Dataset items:
::::::
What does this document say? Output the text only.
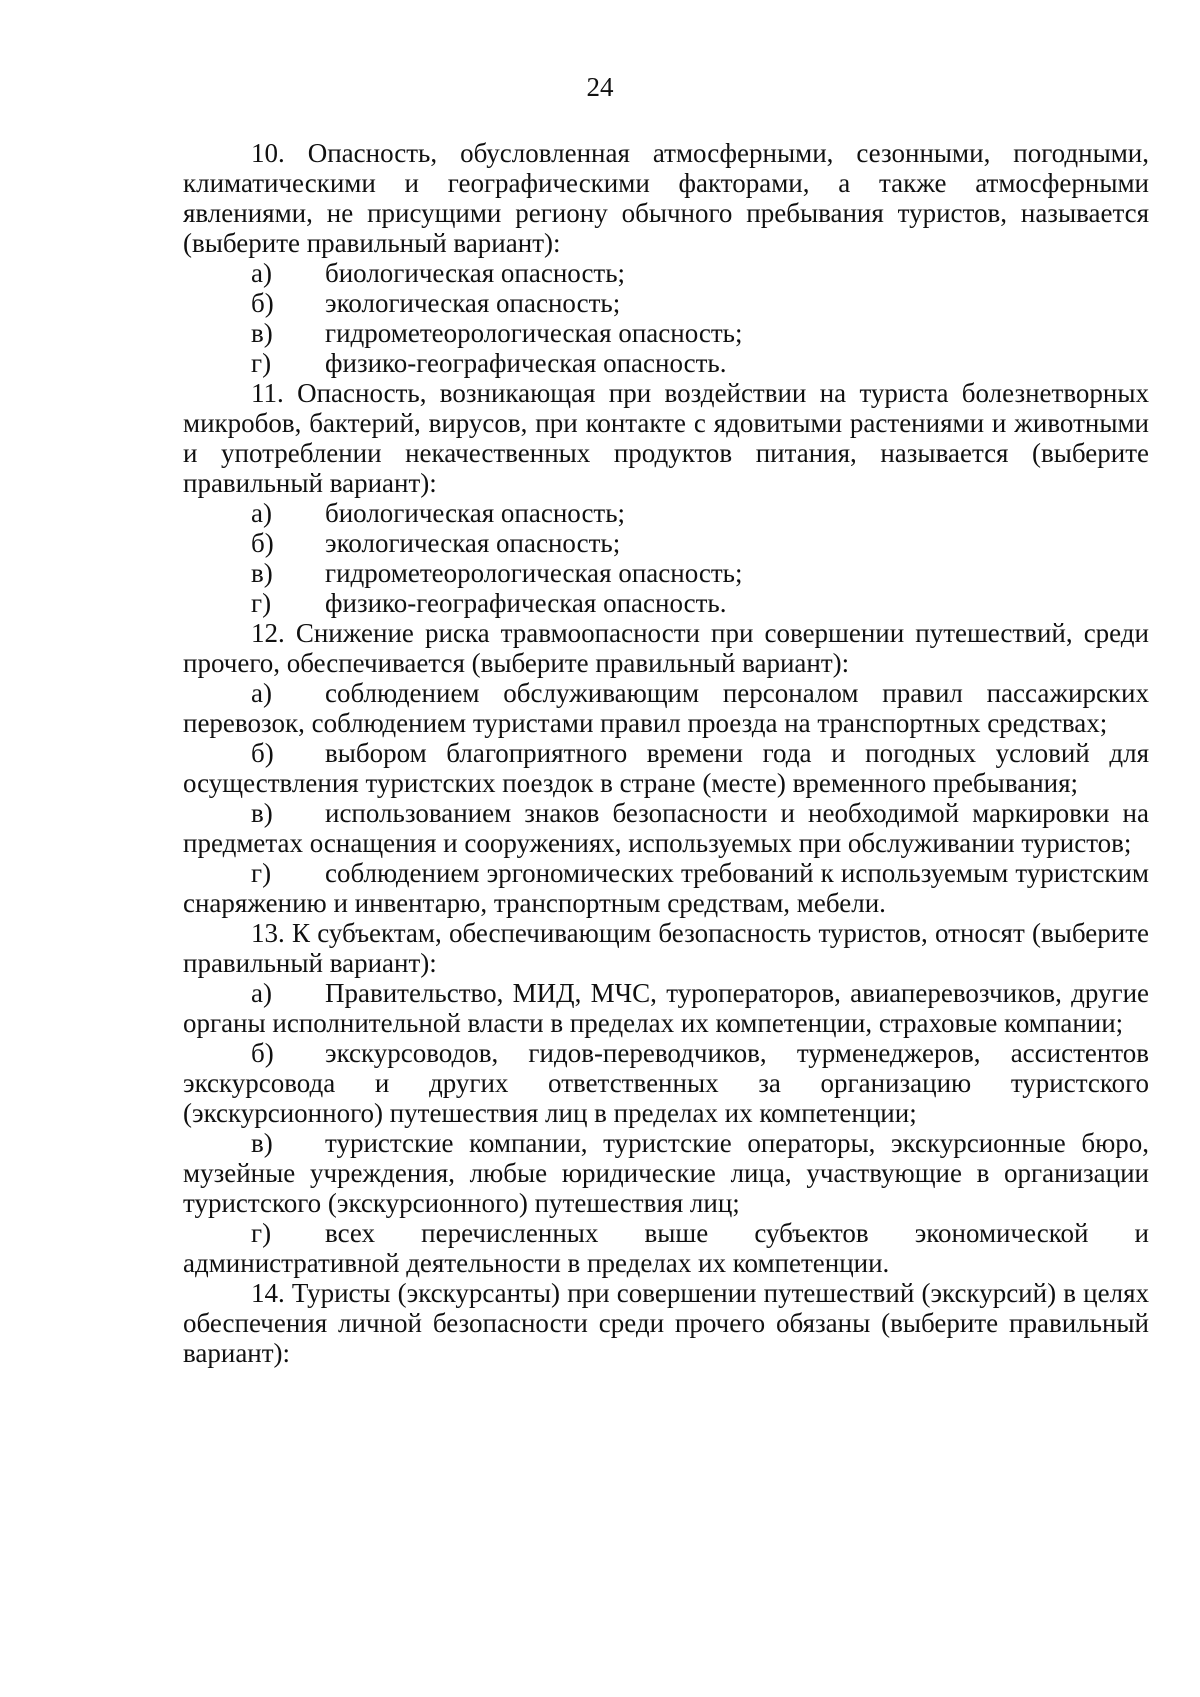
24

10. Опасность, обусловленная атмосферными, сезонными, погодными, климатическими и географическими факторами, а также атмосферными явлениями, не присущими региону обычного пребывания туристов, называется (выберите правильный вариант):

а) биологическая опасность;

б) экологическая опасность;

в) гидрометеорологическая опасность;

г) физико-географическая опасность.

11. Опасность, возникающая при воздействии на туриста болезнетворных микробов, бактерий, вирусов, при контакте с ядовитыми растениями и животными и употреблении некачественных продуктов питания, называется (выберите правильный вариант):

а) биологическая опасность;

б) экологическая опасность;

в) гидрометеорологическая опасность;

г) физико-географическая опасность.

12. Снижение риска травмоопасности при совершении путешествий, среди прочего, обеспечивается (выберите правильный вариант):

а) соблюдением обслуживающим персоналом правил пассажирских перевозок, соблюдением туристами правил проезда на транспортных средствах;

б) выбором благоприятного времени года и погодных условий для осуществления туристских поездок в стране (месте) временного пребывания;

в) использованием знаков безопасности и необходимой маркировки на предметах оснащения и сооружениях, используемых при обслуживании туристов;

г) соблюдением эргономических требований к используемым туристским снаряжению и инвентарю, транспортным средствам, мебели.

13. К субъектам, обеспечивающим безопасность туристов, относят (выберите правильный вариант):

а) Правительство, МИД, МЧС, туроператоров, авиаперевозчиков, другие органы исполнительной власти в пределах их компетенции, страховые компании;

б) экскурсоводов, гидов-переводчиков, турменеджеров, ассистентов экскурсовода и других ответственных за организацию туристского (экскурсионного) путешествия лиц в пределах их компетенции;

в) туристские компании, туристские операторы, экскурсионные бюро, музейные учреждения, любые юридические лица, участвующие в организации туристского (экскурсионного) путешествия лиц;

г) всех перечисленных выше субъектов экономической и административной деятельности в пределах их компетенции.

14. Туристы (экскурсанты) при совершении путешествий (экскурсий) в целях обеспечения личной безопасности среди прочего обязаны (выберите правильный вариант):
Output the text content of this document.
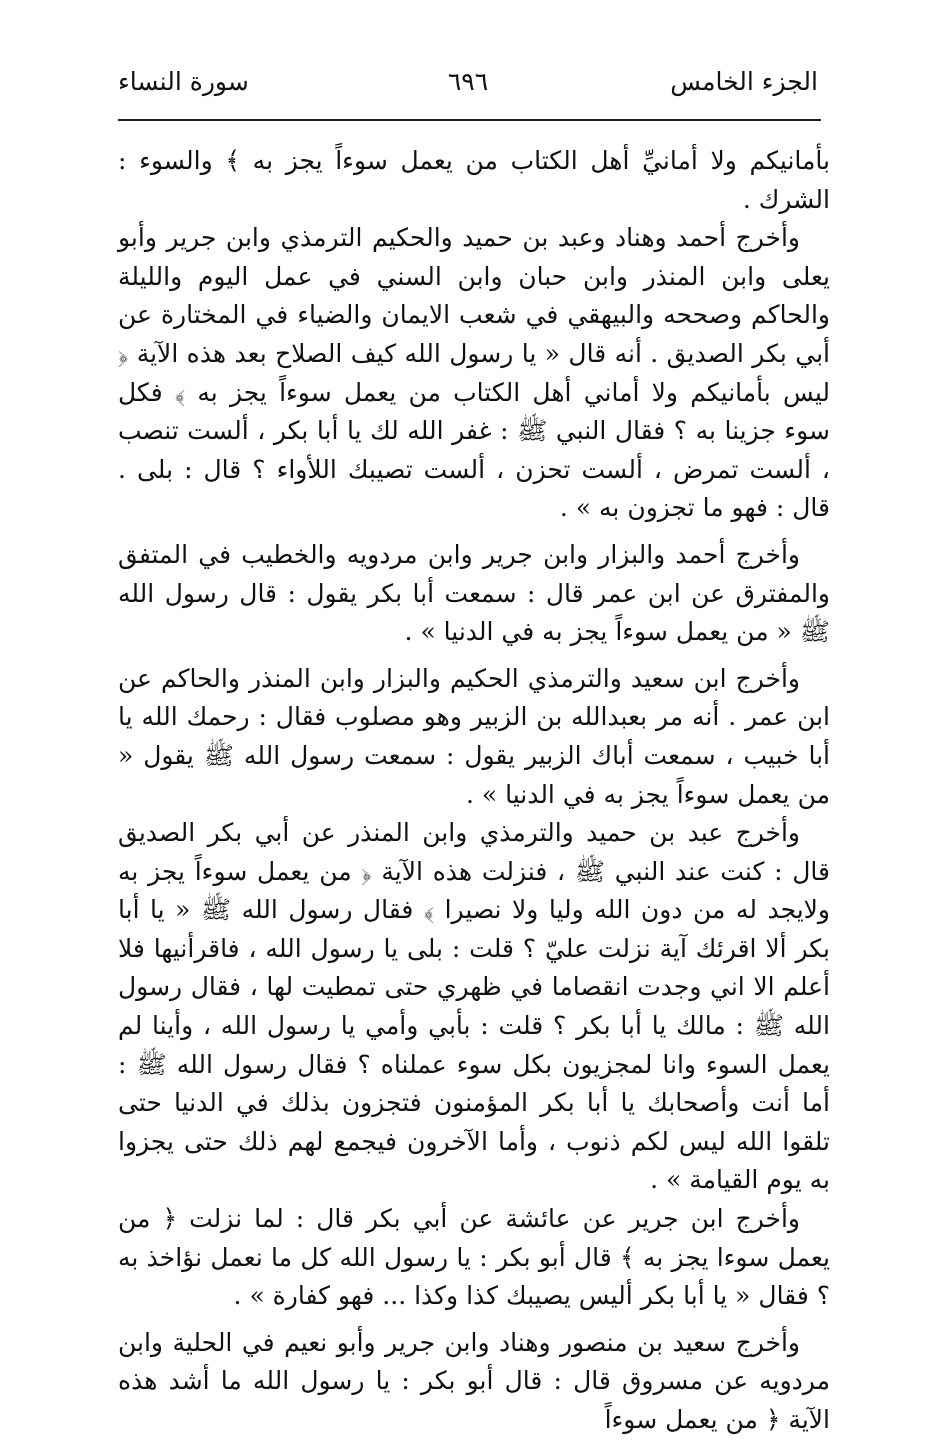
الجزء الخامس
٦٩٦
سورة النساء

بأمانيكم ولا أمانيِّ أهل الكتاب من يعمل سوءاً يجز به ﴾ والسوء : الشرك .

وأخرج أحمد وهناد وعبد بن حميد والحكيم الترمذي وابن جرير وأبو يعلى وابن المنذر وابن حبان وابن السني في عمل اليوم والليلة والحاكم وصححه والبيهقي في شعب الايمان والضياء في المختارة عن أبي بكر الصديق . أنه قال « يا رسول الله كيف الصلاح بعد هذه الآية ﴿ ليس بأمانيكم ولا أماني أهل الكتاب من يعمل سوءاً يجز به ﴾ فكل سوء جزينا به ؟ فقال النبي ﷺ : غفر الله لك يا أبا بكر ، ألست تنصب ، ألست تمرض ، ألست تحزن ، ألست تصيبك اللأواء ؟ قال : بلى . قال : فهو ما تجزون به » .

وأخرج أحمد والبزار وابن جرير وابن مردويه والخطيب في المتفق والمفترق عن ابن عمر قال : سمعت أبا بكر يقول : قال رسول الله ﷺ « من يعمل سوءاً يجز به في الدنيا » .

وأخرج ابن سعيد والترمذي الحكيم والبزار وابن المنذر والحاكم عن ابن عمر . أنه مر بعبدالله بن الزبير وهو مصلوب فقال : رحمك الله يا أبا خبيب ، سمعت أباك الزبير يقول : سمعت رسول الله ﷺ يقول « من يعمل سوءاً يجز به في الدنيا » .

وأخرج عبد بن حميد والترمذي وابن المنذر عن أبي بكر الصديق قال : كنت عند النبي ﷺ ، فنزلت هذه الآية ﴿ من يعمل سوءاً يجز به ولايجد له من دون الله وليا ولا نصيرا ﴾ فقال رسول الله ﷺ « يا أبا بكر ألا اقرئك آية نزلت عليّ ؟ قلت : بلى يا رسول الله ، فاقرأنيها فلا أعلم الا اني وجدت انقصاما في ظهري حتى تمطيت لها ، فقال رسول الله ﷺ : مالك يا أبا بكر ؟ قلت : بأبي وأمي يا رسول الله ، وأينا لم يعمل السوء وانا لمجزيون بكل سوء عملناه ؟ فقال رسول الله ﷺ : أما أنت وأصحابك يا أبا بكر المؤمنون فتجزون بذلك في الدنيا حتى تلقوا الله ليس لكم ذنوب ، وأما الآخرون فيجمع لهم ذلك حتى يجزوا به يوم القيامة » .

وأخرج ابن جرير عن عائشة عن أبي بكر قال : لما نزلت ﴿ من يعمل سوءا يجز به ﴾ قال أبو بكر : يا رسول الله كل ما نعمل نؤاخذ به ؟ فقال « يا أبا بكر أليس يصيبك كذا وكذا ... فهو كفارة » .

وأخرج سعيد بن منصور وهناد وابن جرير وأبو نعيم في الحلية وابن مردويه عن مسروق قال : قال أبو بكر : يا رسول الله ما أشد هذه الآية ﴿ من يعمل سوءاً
::::::
» **WHAT THIS TASK INVOLVES**
Give the number of lines in the listing above that contain "الآية", and nothing else.

» **ANSWER IN FULL**
3